Begin EXTRACTED MATERIAL

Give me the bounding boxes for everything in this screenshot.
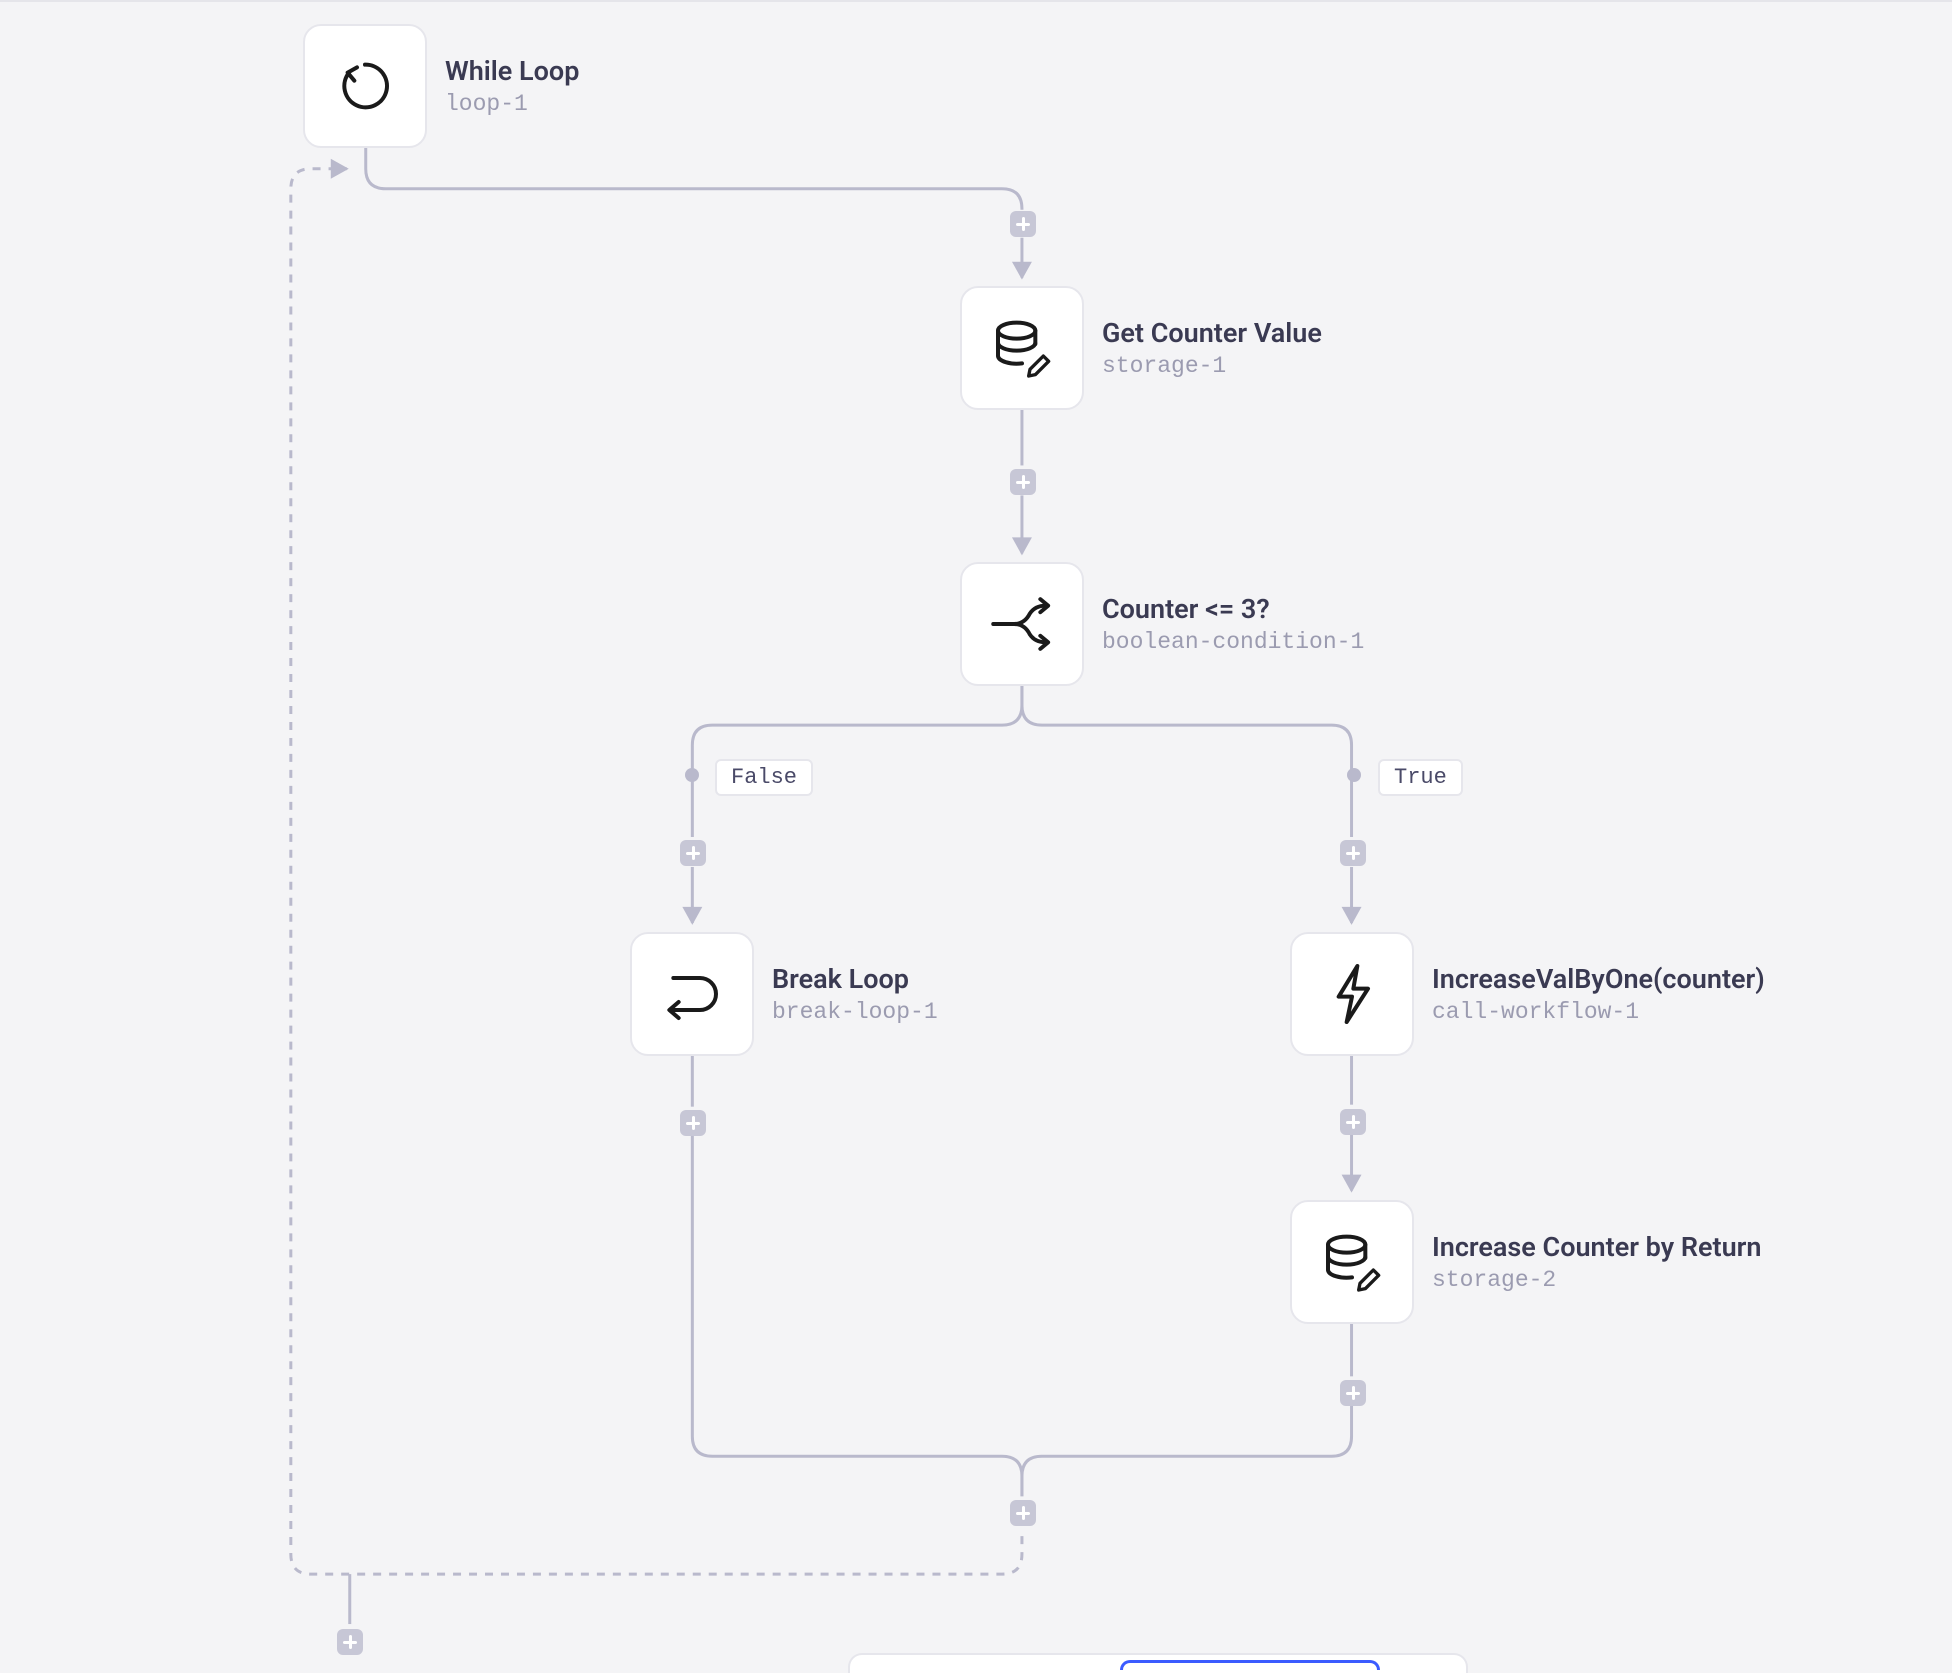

End EXTRACTED MATERIAL
Begin EXTRACTED MATERIAL

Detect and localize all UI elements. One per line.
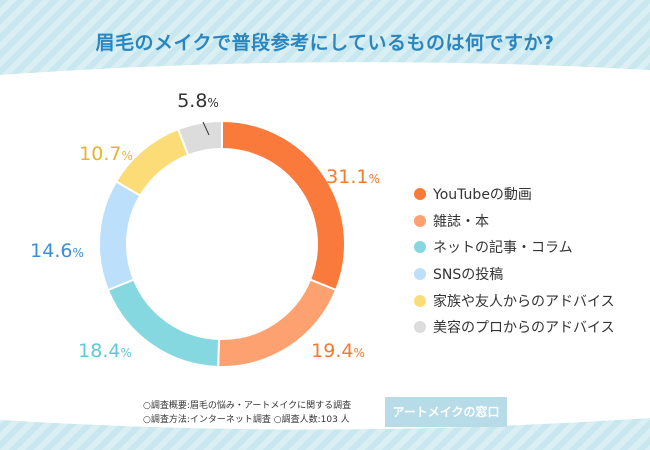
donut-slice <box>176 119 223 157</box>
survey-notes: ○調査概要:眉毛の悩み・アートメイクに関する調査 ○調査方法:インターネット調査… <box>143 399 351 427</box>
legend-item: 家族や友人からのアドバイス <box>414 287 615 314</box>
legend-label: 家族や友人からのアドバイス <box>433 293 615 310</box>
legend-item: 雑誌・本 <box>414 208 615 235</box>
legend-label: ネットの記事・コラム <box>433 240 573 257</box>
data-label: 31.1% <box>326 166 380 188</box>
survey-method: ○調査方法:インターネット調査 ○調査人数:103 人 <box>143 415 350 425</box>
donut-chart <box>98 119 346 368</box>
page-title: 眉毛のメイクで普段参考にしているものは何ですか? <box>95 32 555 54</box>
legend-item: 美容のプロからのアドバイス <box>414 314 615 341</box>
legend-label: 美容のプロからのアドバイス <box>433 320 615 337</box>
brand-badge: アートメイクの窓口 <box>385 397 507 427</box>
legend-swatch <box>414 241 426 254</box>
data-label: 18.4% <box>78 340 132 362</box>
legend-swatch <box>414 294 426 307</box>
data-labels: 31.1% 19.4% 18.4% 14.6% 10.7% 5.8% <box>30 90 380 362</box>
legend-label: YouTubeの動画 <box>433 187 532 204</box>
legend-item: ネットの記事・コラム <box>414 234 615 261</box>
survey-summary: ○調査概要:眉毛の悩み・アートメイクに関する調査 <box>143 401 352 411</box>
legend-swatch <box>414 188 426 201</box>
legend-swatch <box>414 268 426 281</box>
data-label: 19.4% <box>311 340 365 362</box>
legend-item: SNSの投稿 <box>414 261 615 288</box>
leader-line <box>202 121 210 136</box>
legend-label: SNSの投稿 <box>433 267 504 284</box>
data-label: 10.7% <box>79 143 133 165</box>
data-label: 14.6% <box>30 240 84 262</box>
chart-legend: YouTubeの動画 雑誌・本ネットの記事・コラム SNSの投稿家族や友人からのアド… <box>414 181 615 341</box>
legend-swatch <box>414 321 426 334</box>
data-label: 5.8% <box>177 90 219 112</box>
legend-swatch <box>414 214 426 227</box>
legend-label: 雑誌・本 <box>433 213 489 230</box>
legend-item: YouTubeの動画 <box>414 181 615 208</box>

End EXTRACTED MATERIAL
Begin EXTRACTED MATERIAL

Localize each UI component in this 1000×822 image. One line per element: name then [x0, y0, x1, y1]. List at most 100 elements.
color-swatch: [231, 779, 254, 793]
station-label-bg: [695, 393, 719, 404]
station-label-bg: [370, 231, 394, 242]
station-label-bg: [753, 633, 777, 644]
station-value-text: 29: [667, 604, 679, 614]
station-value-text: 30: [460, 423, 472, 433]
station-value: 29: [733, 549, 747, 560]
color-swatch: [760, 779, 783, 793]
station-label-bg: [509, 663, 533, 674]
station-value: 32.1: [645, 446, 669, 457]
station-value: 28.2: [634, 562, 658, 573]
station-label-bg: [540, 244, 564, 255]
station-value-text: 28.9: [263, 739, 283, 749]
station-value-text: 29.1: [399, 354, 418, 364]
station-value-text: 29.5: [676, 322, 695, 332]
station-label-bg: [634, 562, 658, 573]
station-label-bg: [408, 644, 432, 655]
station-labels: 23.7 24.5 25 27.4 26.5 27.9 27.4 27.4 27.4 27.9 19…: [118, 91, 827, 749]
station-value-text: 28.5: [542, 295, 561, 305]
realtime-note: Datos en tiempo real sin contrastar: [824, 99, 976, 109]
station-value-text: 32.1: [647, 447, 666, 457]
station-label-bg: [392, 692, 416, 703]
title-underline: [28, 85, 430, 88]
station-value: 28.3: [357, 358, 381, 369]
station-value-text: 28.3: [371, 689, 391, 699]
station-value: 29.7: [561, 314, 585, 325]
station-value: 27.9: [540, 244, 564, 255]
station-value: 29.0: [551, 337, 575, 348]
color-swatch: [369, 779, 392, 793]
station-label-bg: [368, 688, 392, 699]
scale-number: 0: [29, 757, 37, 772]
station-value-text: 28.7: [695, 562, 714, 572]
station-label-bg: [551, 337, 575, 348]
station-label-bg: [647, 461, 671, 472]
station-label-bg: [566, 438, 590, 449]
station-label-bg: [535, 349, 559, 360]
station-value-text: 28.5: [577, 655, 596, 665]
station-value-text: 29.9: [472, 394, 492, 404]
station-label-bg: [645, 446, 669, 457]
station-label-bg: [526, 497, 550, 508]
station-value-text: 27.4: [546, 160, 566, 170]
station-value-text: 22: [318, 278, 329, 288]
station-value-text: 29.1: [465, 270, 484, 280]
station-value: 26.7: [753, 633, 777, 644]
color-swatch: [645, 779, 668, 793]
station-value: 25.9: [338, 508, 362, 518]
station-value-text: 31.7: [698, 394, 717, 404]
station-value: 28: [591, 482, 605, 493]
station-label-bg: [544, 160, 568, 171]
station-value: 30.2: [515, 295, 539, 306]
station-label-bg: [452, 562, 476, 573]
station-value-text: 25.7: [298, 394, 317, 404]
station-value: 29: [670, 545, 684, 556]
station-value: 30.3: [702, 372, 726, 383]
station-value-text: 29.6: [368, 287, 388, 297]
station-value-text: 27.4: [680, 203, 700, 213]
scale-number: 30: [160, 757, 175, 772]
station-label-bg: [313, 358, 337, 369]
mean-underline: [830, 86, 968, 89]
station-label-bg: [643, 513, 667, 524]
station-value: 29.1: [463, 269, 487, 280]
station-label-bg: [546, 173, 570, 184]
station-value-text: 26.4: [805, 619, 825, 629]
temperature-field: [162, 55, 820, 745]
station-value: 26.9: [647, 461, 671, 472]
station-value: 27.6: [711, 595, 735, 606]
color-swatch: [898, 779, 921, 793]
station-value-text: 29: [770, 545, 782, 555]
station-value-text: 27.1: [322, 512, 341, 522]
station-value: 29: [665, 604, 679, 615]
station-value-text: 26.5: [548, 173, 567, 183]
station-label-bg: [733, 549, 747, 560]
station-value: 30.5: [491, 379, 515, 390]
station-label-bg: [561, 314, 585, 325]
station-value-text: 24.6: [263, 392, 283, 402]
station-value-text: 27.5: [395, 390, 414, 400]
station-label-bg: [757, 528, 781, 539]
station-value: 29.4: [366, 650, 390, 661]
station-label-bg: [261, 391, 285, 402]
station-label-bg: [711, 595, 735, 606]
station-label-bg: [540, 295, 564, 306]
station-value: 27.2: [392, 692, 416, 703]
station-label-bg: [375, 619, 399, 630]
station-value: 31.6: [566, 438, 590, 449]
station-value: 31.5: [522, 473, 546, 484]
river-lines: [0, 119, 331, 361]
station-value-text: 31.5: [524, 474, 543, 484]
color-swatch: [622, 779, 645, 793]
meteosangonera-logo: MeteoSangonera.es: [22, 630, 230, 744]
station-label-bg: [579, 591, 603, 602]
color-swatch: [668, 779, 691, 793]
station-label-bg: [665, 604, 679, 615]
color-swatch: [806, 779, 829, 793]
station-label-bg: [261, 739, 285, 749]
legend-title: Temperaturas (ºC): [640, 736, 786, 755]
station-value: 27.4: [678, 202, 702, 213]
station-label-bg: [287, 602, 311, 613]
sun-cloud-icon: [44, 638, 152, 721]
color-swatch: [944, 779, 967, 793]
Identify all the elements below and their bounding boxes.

End EXTRACTED MATERIAL

— YOUR GOAL —
Give the lines of the listing above as a numbered list, starting at the line that contains "Detect and localize" and ending at the line that contains "legend-label: ネットの記事・コラム <box>433", with both of those lines included. Skip any blank lines, and leave the pictures out of your answer.

— ANSWER TO THIS EXERCISE —
1. Detect and localize all UI elements. One per line.
2. donut-slice <box>176 119 223 157</box>
3. survey-notes: ○調査概要:眉毛の悩み・アートメイクに関する調査 ○調査方法:インターネット調査… <box>143 399 351 427</box>
4. legend-item: 家族や友人からのアドバイス <box>414 287 615 314</box>
5. legend-label: 家族や友人からのアドバイス <box>433 293 615 310</box>
6. legend-item: 雑誌・本 <box>414 208 615 235</box>
7. legend-label: ネットの記事・コラム <box>433 240 573 257</box>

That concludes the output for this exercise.